### Exercise instructions
Copy each line of the records that contains the word "time".

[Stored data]
•••••
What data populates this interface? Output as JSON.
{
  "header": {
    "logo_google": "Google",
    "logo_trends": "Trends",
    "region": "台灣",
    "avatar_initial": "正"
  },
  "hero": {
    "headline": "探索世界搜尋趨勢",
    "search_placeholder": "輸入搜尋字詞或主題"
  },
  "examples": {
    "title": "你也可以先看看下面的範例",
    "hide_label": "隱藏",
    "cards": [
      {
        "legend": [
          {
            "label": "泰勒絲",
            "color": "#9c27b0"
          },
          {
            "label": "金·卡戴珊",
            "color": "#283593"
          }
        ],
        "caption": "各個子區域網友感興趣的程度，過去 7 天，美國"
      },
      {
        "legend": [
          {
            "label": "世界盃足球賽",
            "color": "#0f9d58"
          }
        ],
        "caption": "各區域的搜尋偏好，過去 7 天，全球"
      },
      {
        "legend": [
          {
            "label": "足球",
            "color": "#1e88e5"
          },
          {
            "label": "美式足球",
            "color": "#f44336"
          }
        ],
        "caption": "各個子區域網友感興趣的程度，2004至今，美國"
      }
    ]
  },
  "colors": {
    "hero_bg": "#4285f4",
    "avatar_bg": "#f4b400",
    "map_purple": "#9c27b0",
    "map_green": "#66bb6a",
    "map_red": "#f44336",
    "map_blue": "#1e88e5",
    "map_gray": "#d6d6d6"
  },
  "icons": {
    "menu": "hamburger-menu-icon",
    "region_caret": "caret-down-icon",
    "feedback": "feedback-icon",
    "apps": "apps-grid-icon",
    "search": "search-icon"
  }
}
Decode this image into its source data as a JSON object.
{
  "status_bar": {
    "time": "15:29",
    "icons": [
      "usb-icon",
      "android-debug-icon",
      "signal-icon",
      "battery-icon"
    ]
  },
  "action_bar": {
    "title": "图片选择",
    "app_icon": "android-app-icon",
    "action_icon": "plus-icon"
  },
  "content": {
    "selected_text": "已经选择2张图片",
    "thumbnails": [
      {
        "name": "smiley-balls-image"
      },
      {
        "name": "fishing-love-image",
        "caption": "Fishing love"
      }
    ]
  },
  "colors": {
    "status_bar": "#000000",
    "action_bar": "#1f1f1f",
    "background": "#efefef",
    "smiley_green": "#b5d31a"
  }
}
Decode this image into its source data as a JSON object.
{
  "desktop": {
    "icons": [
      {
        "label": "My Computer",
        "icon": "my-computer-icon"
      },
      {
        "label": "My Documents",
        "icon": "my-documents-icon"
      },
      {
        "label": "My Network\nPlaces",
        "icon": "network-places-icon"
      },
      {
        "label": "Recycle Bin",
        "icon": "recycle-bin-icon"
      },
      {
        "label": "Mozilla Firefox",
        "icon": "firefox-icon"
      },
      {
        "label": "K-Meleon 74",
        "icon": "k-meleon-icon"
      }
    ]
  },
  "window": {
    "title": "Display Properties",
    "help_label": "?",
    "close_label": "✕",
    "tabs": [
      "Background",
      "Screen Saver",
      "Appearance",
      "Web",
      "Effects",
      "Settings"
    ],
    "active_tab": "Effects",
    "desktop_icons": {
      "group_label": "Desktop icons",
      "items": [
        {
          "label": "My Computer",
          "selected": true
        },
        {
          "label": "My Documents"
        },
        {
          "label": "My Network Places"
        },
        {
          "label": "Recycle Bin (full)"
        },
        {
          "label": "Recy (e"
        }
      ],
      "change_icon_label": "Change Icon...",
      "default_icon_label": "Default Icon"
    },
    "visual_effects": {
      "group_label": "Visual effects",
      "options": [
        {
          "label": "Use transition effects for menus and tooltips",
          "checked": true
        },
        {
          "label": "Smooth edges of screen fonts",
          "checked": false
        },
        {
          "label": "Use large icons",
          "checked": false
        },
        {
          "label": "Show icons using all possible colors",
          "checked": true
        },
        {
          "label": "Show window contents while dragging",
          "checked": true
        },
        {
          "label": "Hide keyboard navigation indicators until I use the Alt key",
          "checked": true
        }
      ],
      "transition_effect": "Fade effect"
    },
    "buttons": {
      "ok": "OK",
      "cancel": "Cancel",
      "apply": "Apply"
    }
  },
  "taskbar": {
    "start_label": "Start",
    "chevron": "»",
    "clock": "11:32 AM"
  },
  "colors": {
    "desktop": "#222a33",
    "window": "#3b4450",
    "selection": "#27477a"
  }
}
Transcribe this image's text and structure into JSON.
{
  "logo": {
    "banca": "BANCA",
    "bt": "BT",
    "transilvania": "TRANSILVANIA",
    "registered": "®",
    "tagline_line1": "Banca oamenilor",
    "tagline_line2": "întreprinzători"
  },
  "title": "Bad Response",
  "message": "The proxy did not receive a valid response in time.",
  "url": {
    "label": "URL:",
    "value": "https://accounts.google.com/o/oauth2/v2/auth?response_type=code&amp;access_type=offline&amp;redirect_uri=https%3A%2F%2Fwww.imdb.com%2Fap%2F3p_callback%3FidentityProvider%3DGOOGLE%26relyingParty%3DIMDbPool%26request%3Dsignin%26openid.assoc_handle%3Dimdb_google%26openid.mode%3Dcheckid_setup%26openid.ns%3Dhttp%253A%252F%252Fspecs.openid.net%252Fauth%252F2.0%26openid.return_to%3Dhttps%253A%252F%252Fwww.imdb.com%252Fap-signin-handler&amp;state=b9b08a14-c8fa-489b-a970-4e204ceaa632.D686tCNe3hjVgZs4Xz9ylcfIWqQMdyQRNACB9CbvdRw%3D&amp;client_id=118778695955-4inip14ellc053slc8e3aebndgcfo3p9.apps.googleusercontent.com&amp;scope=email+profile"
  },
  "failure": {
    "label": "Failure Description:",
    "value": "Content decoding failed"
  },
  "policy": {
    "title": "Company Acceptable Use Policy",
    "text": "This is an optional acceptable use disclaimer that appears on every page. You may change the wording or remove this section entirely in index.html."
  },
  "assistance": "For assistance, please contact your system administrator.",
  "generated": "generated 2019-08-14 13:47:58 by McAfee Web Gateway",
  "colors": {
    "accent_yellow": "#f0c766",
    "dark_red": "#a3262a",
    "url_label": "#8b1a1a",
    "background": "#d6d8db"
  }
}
•••••
### Exercise response
    "time": "15:29",
  "message": "The proxy did not receive a valid response in time.",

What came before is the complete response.